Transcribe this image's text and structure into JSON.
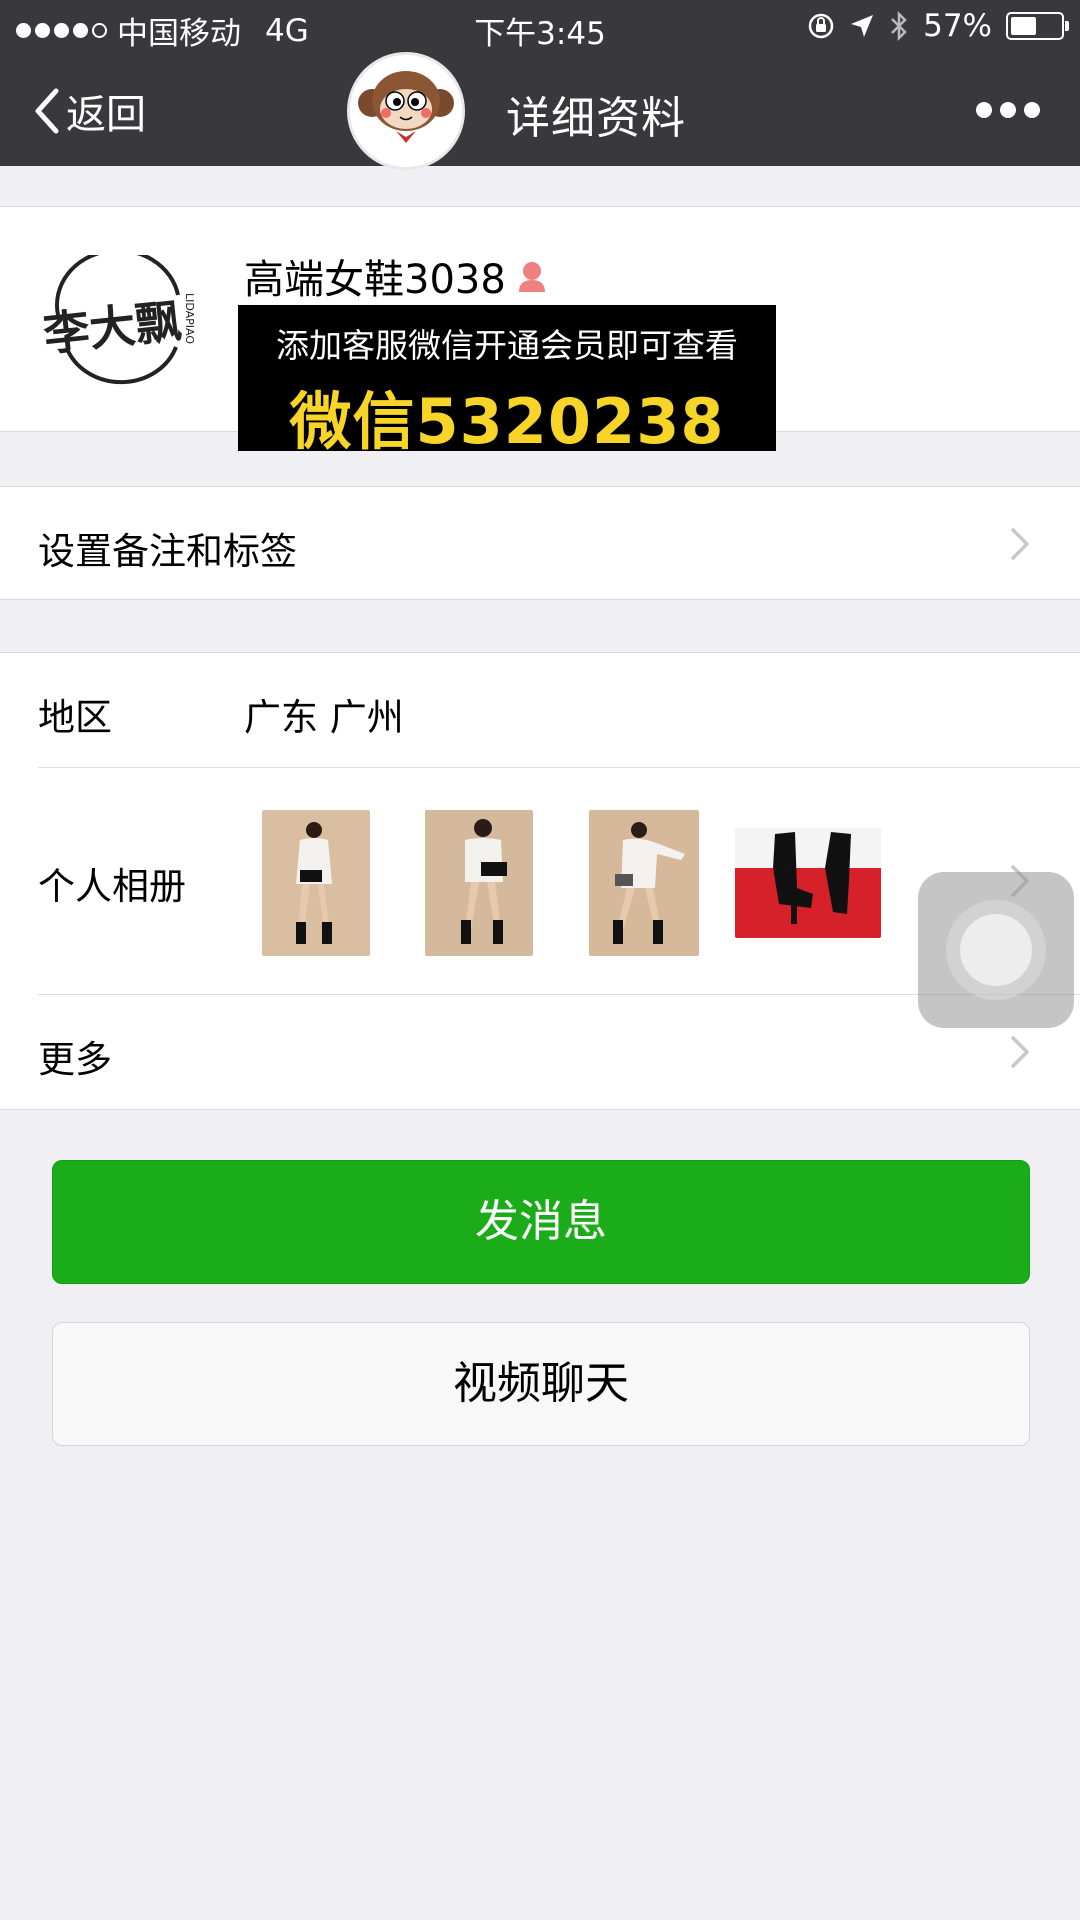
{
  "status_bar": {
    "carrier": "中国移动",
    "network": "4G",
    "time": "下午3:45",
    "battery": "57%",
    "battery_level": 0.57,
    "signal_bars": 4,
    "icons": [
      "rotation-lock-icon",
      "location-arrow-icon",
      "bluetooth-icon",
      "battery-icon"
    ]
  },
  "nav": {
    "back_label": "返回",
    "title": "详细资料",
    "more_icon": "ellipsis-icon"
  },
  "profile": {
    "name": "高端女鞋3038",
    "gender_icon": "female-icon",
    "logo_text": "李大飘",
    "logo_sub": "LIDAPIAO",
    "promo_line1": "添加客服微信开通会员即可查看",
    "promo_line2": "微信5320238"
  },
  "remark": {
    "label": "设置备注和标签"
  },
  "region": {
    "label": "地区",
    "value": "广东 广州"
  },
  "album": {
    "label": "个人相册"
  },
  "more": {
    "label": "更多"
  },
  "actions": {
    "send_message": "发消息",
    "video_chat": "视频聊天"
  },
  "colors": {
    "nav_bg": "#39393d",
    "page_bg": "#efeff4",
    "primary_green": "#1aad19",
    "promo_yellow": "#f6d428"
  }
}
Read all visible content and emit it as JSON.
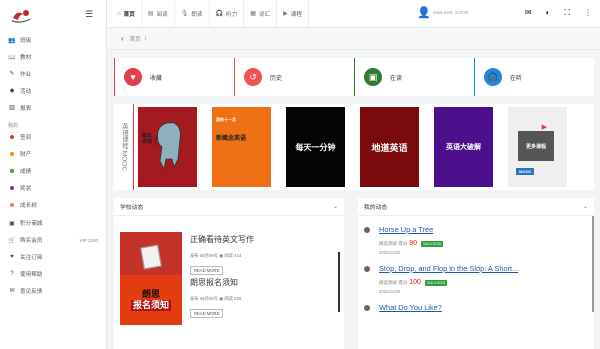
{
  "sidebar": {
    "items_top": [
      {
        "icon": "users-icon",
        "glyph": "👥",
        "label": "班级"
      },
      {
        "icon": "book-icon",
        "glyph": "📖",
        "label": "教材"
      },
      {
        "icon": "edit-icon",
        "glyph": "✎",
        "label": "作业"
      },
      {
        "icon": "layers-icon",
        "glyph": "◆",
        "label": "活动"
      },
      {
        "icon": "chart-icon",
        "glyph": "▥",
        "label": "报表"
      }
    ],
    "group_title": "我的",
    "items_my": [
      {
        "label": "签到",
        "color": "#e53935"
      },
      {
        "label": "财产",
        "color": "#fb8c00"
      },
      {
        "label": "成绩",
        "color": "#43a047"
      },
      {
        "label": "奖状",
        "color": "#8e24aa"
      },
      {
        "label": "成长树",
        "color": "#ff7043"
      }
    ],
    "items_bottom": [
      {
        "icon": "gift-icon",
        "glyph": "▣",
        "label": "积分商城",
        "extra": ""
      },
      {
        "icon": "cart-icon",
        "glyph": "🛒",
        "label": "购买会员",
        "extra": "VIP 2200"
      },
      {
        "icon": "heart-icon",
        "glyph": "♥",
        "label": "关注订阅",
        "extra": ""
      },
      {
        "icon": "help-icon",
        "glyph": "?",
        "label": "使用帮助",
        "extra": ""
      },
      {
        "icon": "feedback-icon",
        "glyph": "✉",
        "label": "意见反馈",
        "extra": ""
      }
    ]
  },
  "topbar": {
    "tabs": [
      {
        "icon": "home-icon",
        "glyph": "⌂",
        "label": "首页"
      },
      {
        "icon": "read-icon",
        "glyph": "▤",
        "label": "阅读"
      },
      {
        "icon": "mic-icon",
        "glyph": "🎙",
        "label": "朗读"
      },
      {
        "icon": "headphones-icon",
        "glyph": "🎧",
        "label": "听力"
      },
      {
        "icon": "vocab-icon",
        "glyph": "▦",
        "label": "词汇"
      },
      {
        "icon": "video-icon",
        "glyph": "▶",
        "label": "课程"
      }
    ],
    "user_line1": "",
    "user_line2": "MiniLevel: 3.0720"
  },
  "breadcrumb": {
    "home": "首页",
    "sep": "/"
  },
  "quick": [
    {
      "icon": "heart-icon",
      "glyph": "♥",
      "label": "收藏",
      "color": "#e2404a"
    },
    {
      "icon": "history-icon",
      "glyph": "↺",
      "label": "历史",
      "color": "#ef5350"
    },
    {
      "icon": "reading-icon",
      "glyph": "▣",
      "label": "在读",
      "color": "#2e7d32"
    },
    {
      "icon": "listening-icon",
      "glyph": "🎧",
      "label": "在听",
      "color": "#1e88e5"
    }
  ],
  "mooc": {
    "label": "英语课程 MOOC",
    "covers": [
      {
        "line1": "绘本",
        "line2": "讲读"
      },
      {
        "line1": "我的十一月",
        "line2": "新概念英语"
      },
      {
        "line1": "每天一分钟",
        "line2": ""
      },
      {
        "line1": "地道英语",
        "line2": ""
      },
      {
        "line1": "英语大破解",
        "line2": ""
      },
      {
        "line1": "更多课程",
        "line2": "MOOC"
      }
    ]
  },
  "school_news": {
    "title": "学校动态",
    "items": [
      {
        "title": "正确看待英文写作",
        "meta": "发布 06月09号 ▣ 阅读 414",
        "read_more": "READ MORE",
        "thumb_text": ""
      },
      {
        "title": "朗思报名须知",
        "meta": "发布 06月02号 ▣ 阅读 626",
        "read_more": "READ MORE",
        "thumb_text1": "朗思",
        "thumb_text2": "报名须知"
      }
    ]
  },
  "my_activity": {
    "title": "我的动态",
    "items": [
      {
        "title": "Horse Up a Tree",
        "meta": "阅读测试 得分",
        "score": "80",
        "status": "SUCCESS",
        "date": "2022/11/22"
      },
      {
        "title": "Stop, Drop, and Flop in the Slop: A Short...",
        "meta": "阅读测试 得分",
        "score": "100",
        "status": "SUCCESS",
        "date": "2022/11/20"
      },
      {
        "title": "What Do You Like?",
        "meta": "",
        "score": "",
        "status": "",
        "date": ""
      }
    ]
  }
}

:::

What the task asks — Quote the records in full and exactly; skip any image.

Expected output —
Transcribe this image's text and structure into JSON.
{
  "status_bar": {
    "carrier": "中国移动",
    "network": "4G",
    "time": "下午3:45",
    "battery": "57%",
    "battery_level": 0.57,
    "signal_bars": 4,
    "icons": [
      "rotation-lock-icon",
      "location-arrow-icon",
      "bluetooth-icon",
      "battery-icon"
    ]
  },
  "nav": {
    "back_label": "返回",
    "title": "详细资料",
    "more_icon": "ellipsis-icon"
  },
  "profile": {
    "name": "高端女鞋3038",
    "gender_icon": "female-icon",
    "logo_text": "李大飘",
    "logo_sub": "LIDAPIAO",
    "promo_line1": "添加客服微信开通会员即可查看",
    "promo_line2": "微信5320238"
  },
  "remark": {
    "label": "设置备注和标签"
  },
  "region": {
    "label": "地区",
    "value": "广东 广州"
  },
  "album": {
    "label": "个人相册"
  },
  "more": {
    "label": "更多"
  },
  "actions": {
    "send_message": "发消息",
    "video_chat": "视频聊天"
  },
  "colors": {
    "nav_bg": "#39393d",
    "page_bg": "#efeff4",
    "primary_green": "#1aad19",
    "promo_yellow": "#f6d428"
  }
}
Read all visible content and emit it as JSON.
{
  "sidebar": {
    "items_top": [
      {
        "icon": "users-icon",
        "glyph": "👥",
        "label": "班级"
      },
      {
        "icon": "book-icon",
        "glyph": "📖",
        "label": "教材"
      },
      {
        "icon": "edit-icon",
        "glyph": "✎",
        "label": "作业"
      },
      {
        "icon": "layers-icon",
        "glyph": "◆",
        "label": "活动"
      },
      {
        "icon": "chart-icon",
        "glyph": "▥",
        "label": "报表"
      }
    ],
    "group_title": "我的",
    "items_my": [
      {
        "label": "签到",
        "color": "#e53935"
      },
      {
        "label": "财产",
        "color": "#fb8c00"
      },
      {
        "label": "成绩",
        "color": "#43a047"
      },
      {
        "label": "奖状",
        "color": "#8e24aa"
      },
      {
        "label": "成长树",
        "color": "#ff7043"
      }
    ],
    "items_bottom": [
      {
        "icon": "gift-icon",
        "glyph": "▣",
        "label": "积分商城",
        "extra": ""
      },
      {
        "icon": "cart-icon",
        "glyph": "🛒",
        "label": "购买会员",
        "extra": "VIP 2200"
      },
      {
        "icon": "heart-icon",
        "glyph": "♥",
        "label": "关注订阅",
        "extra": ""
      },
      {
        "icon": "help-icon",
        "glyph": "?",
        "label": "使用帮助",
        "extra": ""
      },
      {
        "icon": "feedback-icon",
        "glyph": "✉",
        "label": "意见反馈",
        "extra": ""
      }
    ]
  },
  "topbar": {
    "tabs": [
      {
        "icon": "home-icon",
        "glyph": "⌂",
        "label": "首页"
      },
      {
        "icon": "read-icon",
        "glyph": "▤",
        "label": "阅读"
      },
      {
        "icon": "mic-icon",
        "glyph": "🎙",
        "label": "朗读"
      },
      {
        "icon": "headphones-icon",
        "glyph": "🎧",
        "label": "听力"
      },
      {
        "icon": "vocab-icon",
        "glyph": "▦",
        "label": "词汇"
      },
      {
        "icon": "video-icon",
        "glyph": "▶",
        "label": "课程"
      }
    ],
    "user_line1": "",
    "user_line2": "MiniLevel: 3.0720"
  },
  "breadcrumb": {
    "home": "首页",
    "sep": "/"
  },
  "quick": [
    {
      "icon": "heart-icon",
      "glyph": "♥",
      "label": "收藏",
      "color": "#e2404a"
    },
    {
      "icon": "history-icon",
      "glyph": "↺",
      "label": "历史",
      "color": "#ef5350"
    },
    {
      "icon": "reading-icon",
      "glyph": "▣",
      "label": "在读",
      "color": "#2e7d32"
    },
    {
      "icon": "listening-icon",
      "glyph": "🎧",
      "label": "在听",
      "color": "#1e88e5"
    }
  ],
  "mooc": {
    "label": "英语课程 MOOC",
    "covers": [
      {
        "line1": "绘本",
        "line2": "讲读"
      },
      {
        "line1": "我的十一月",
        "line2": "新概念英语"
      },
      {
        "line1": "每天一分钟",
        "line2": ""
      },
      {
        "line1": "地道英语",
        "line2": ""
      },
      {
        "line1": "英语大破解",
        "line2": ""
      },
      {
        "line1": "更多课程",
        "line2": "MOOC"
      }
    ]
  },
  "school_news": {
    "title": "学校动态",
    "items": [
      {
        "title": "正确看待英文写作",
        "meta": "发布 06月09号 ▣ 阅读 414",
        "read_more": "READ MORE",
        "thumb_text": ""
      },
      {
        "title": "朗思报名须知",
        "meta": "发布 06月02号 ▣ 阅读 626",
        "read_more": "READ MORE",
        "thumb_text1": "朗思",
        "thumb_text2": "报名须知"
      }
    ]
  },
  "my_activity": {
    "title": "我的动态",
    "items": [
      {
        "title": "Horse Up a Tree",
        "meta": "阅读测试 得分",
        "score": "80",
        "status": "SUCCESS",
        "date": "2022/11/22"
      },
      {
        "title": "Stop, Drop, and Flop in the Slop: A Short...",
        "meta": "阅读测试 得分",
        "score": "100",
        "status": "SUCCESS",
        "date": "2022/11/20"
      },
      {
        "title": "What Do You Like?",
        "meta": "",
        "score": "",
        "status": "",
        "date": ""
      }
    ]
  }
}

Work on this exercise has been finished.